*EXERCISE DETAILS:*
Answer these questions using the reranker bug report:
1. Which Python version is listed under the environment?
2. After how many seconds does the client time out?
3. What kind of return values does RunPod's serverless framework require, according to the root cause?

-
Notifications
You must be signed in to change notification settings - Fork 36
Description
Description
When trying to send a request using the reranker models such as BAAI/bge-reranker-v2-m3, the worker successfully processes rerank requests but crashes when attempting to return results, causing 60-second client timeouts. The error indicates that RerankReturnType objects from the infinity-emb library are not JSON serializable.
Error Message
Error while returning job result. | Object of type RerankReturnType is not JSON serializable
Environment
- RunPod Serverless: Yes
- infinity-emb version: 0.0.76
- runpod version: ~1.7.0
- Base Image: nvidia/cuda:12.4.1-cudnn-runtime-ubuntu22.04
- Python: 3.11
Steps to Reproduce
- Deploy the worker-infinity-embedding to RunPod Serverless
- Send a rerank request with the following structure:
{
"input": {
"query": "your search query",
"docs": ["doc1", "doc2", "doc3"],
"model": "your-rerank-model",
"return_docs": true
}
}- Worker processes successfully but crashes when returning results
- Client receives timeout after 60 seconds
Root Cause
The handler.py returns the result from embedding_service.infinity_rerank() directly, which returns a RerankReturnType Pydantic model object. RunPod's serverless framework requires plain Python dictionaries (JSON-serializable objects) as return values.

(Saved data entries)
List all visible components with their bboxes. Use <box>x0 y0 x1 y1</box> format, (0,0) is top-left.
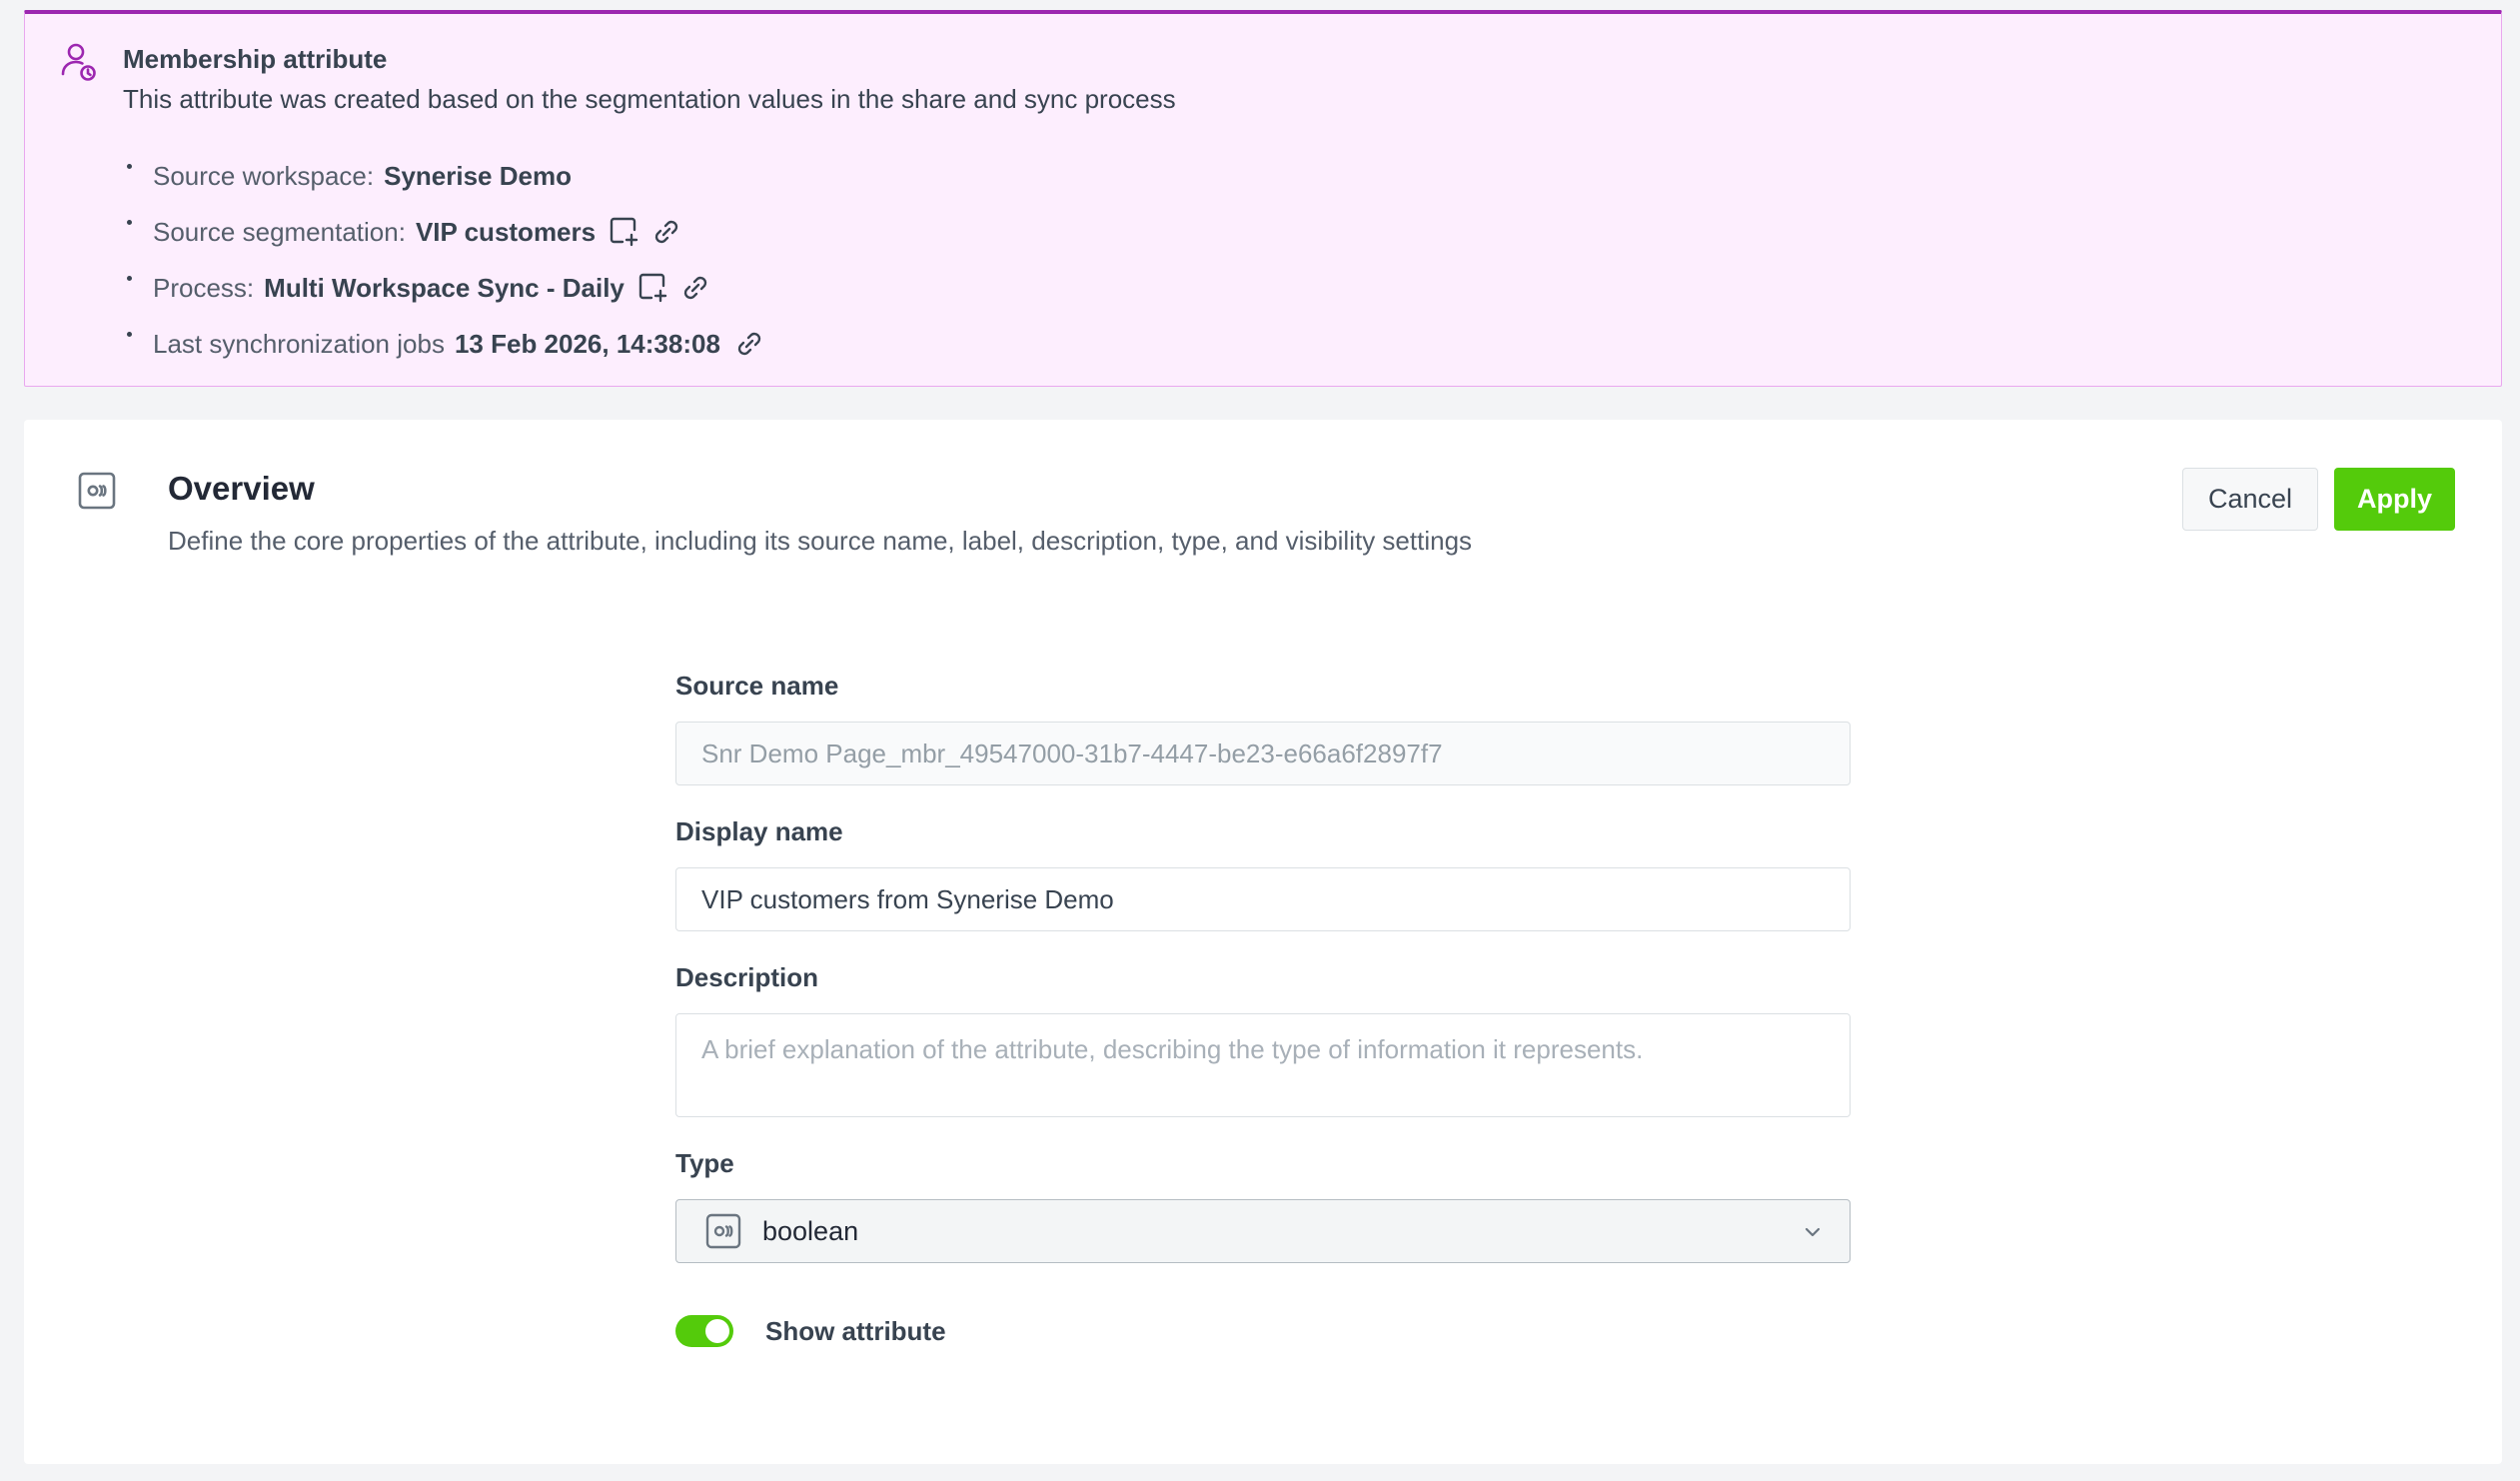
list-item-process: Process: Multi Workspace Sync - Daily <box>123 260 772 316</box>
banner-description: This attribute was created based on the … <box>123 84 1176 114</box>
apply-button[interactable]: Apply <box>2334 468 2455 531</box>
source-workspace-label: Source workspace: <box>153 160 375 191</box>
process-label: Process: <box>153 272 255 303</box>
membership-banner: Membership attribute This attribute was … <box>24 10 2502 387</box>
chevron-down-icon <box>1805 1227 1821 1237</box>
attribute-type-icon <box>78 472 116 510</box>
last-sync-value: 13 Feb 2026, 14:38:08 <box>454 328 720 359</box>
last-sync-label: Last synchronization jobs <box>153 328 445 359</box>
cancel-button[interactable]: Cancel <box>2182 468 2318 531</box>
show-attribute-row: Show attribute <box>675 1311 1851 1351</box>
open-in-new-window-icon[interactable] <box>634 269 672 307</box>
type-select[interactable]: boolean <box>675 1199 1851 1263</box>
show-attribute-label: Show attribute <box>765 1315 946 1346</box>
description-label: Description <box>675 962 819 992</box>
link-icon[interactable] <box>730 325 768 363</box>
toggle-knob <box>705 1319 729 1343</box>
attribute-form: Source name Snr Demo Page_mbr_49547000-3… <box>675 670 1851 1351</box>
source-segmentation-label: Source segmentation: <box>153 216 406 247</box>
show-attribute-toggle[interactable] <box>675 1315 733 1347</box>
banner-details-list: Source workspace: Synerise Demo Source s… <box>123 148 772 372</box>
link-icon[interactable] <box>676 269 714 307</box>
open-in-new-window-icon[interactable] <box>606 213 643 251</box>
overview-card: Overview Define the core properties of t… <box>24 420 2502 1464</box>
display-name-label: Display name <box>675 816 843 846</box>
overview-description: Define the core properties of the attrib… <box>168 526 1473 556</box>
link-icon[interactable] <box>647 213 685 251</box>
overview-title: Overview <box>168 470 315 507</box>
list-item-source-segmentation: Source segmentation: VIP customers <box>123 204 772 260</box>
list-item-last-sync: Last synchronization jobs 13 Feb 2026, 1… <box>123 316 772 372</box>
source-segmentation-value: VIP customers <box>415 216 597 247</box>
boolean-type-icon <box>705 1213 741 1249</box>
display-name-field[interactable]: VIP customers from Synerise Demo <box>675 867 1851 931</box>
banner-title: Membership attribute <box>123 44 388 74</box>
process-value: Multi Workspace Sync - Daily <box>264 272 625 303</box>
list-item-source-workspace: Source workspace: Synerise Demo <box>123 148 772 204</box>
user-sync-icon <box>61 43 96 81</box>
type-select-value: boolean <box>762 1215 859 1246</box>
source-workspace-value: Synerise Demo <box>384 160 572 191</box>
source-name-label: Source name <box>675 671 839 701</box>
description-field[interactable]: A brief explanation of the attribute, de… <box>675 1013 1851 1117</box>
source-name-field: Snr Demo Page_mbr_49547000-31b7-4447-be2… <box>675 722 1851 785</box>
type-label: Type <box>675 1148 734 1178</box>
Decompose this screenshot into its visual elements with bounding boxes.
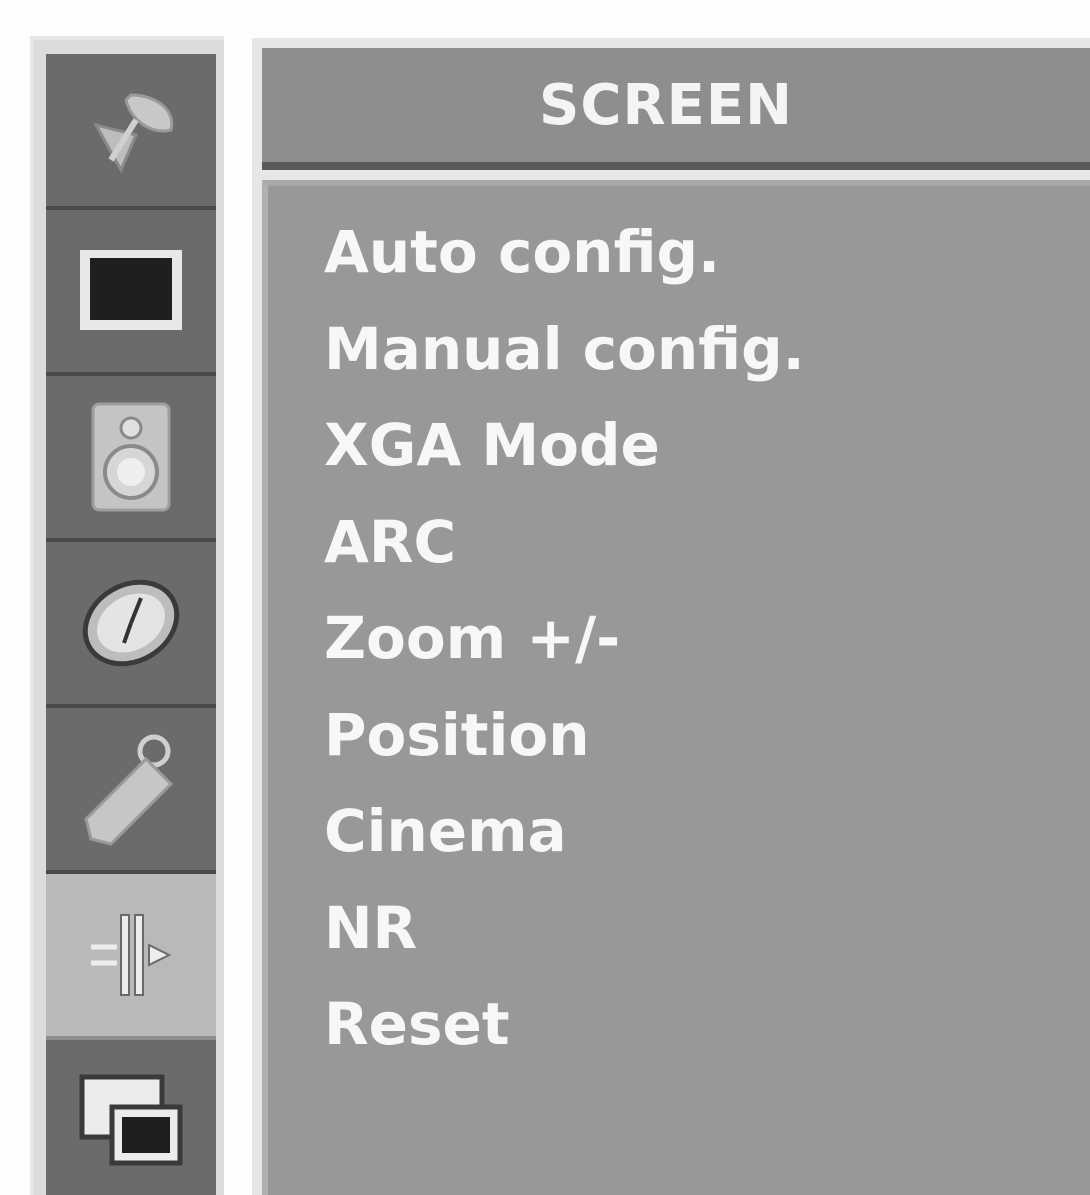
satellite-dish-icon	[76, 75, 186, 185]
osd-menu-screen: SCREEN Auto config. Manual config. XGA M…	[0, 0, 1090, 1195]
pip-icon	[76, 1071, 186, 1171]
screen-adjust-icon	[81, 905, 181, 1005]
menu-item-list: Auto config. Manual config. XGA Mode ARC…	[324, 204, 805, 1073]
sidebar-item-sound[interactable]	[46, 376, 216, 542]
speaker-icon	[89, 400, 173, 514]
sidebar-item-time[interactable]	[46, 542, 216, 708]
menu-item-cinema[interactable]: Cinema	[324, 783, 805, 880]
menu-header: SCREEN	[262, 48, 1090, 170]
sidebar-item-picture[interactable]	[46, 210, 216, 376]
sidebar-item-special[interactable]	[46, 708, 216, 874]
screen-menu-panel: SCREEN Auto config. Manual config. XGA M…	[252, 38, 1090, 1195]
menu-category-sidebar	[30, 36, 224, 1195]
clock-icon	[76, 573, 186, 673]
menu-item-reset[interactable]: Reset	[324, 976, 805, 1073]
menu-title: SCREEN	[539, 72, 793, 138]
picture-icon	[76, 246, 186, 336]
sidebar-item-channel[interactable]	[46, 54, 216, 210]
menu-body: Auto config. Manual config. XGA Mode ARC…	[262, 180, 1090, 1195]
menu-item-arc[interactable]: ARC	[324, 494, 805, 591]
menu-item-manual-config[interactable]: Manual config.	[324, 301, 805, 398]
sidebar-item-pip[interactable]	[46, 1040, 216, 1195]
sidebar-item-screen[interactable]	[46, 874, 216, 1040]
menu-item-zoom[interactable]: Zoom +/-	[324, 590, 805, 687]
menu-item-position[interactable]: Position	[324, 687, 805, 784]
key-tag-icon	[76, 729, 186, 849]
menu-item-xga-mode[interactable]: XGA Mode	[324, 397, 805, 494]
menu-item-nr[interactable]: NR	[324, 880, 805, 977]
menu-item-auto-config[interactable]: Auto config.	[324, 204, 805, 301]
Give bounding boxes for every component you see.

*OUTPUT BELOW:*
1. Python 3.11
2. 60 seconds
3. Plain Python dictionaries (JSON-serializable objects)